# START OF Stored records

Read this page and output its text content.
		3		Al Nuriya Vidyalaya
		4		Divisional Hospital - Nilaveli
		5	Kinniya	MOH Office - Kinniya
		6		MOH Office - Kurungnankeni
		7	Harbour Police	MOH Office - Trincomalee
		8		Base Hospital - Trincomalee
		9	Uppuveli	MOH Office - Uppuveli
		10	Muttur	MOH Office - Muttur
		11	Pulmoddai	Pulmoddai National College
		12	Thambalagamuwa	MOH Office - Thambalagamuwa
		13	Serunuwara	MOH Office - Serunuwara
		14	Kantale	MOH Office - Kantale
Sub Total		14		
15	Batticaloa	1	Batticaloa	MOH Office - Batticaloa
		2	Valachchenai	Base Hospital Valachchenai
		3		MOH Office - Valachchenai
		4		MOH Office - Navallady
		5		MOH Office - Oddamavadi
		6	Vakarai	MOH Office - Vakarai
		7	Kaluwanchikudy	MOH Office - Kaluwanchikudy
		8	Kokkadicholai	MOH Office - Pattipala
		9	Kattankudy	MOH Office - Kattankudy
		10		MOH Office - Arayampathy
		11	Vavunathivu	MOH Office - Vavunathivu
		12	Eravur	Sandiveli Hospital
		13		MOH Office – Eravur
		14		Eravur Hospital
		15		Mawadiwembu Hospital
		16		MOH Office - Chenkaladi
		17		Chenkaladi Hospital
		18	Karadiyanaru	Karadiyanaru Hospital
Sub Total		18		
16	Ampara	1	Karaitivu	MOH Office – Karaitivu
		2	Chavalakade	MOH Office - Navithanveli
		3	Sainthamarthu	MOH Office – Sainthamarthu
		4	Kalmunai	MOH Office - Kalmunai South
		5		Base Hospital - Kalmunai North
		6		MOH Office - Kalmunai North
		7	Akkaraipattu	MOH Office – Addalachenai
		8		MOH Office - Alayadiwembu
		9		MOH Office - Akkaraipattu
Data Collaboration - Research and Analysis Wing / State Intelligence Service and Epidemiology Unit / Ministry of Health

# END OF Stored records

**Problem to work on**. Please return the data above exactly as given.

**Answer for this exercise**.
Read this page and output its text content.
		3		Al Nuriya Vidyalaya
		4		Divisional Hospital - Nilaveli
		5	Kinniya	MOH Office - Kinniya
		6		MOH Office - Kurungnankeni
		7	Harbour Police	MOH Office - Trincomalee
		8		Base Hospital - Trincomalee
		9	Uppuveli	MOH Office - Uppuveli
		10	Muttur	MOH Office - Muttur
		11	Pulmoddai	Pulmoddai National College
		12	Thambalagamuwa	MOH Office - Thambalagamuwa
		13	Serunuwara	MOH Office - Serunuwara
		14	Kantale	MOH Office - Kantale
Sub Total		14		
15	Batticaloa	1	Batticaloa	MOH Office - Batticaloa
		2	Valachchenai	Base Hospital Valachchenai
		3		MOH Office - Valachchenai
		4		MOH Office - Navallady
		5		MOH Office - Oddamavadi
		6	Vakarai	MOH Office - Vakarai
		7	Kaluwanchikudy	MOH Office - Kaluwanchikudy
		8	Kokkadicholai	MOH Office - Pattipala
		9	Kattankudy	MOH Office - Kattankudy
		10		MOH Office - Arayampathy
		11	Vavunathivu	MOH Office - Vavunathivu
		12	Eravur	Sandiveli Hospital
		13		MOH Office – Eravur
		14		Eravur Hospital
		15		Mawadiwembu Hospital
		16		MOH Office - Chenkaladi
		17		Chenkaladi Hospital
		18	Karadiyanaru	Karadiyanaru Hospital
Sub Total		18		
16	Ampara	1	Karaitivu	MOH Office – Karaitivu
		2	Chavalakade	MOH Office - Navithanveli
		3	Sainthamarthu	MOH Office – Sainthamarthu
		4	Kalmunai	MOH Office - Kalmunai South
		5		Base Hospital - Kalmunai North
		6		MOH Office - Kalmunai North
		7	Akkaraipattu	MOH Office – Addalachenai
		8		MOH Office - Alayadiwembu
		9		MOH Office - Akkaraipattu
Data Collaboration - Research and Analysis Wing / State Intelligence Service and Epidemiology Unit / Ministry of Health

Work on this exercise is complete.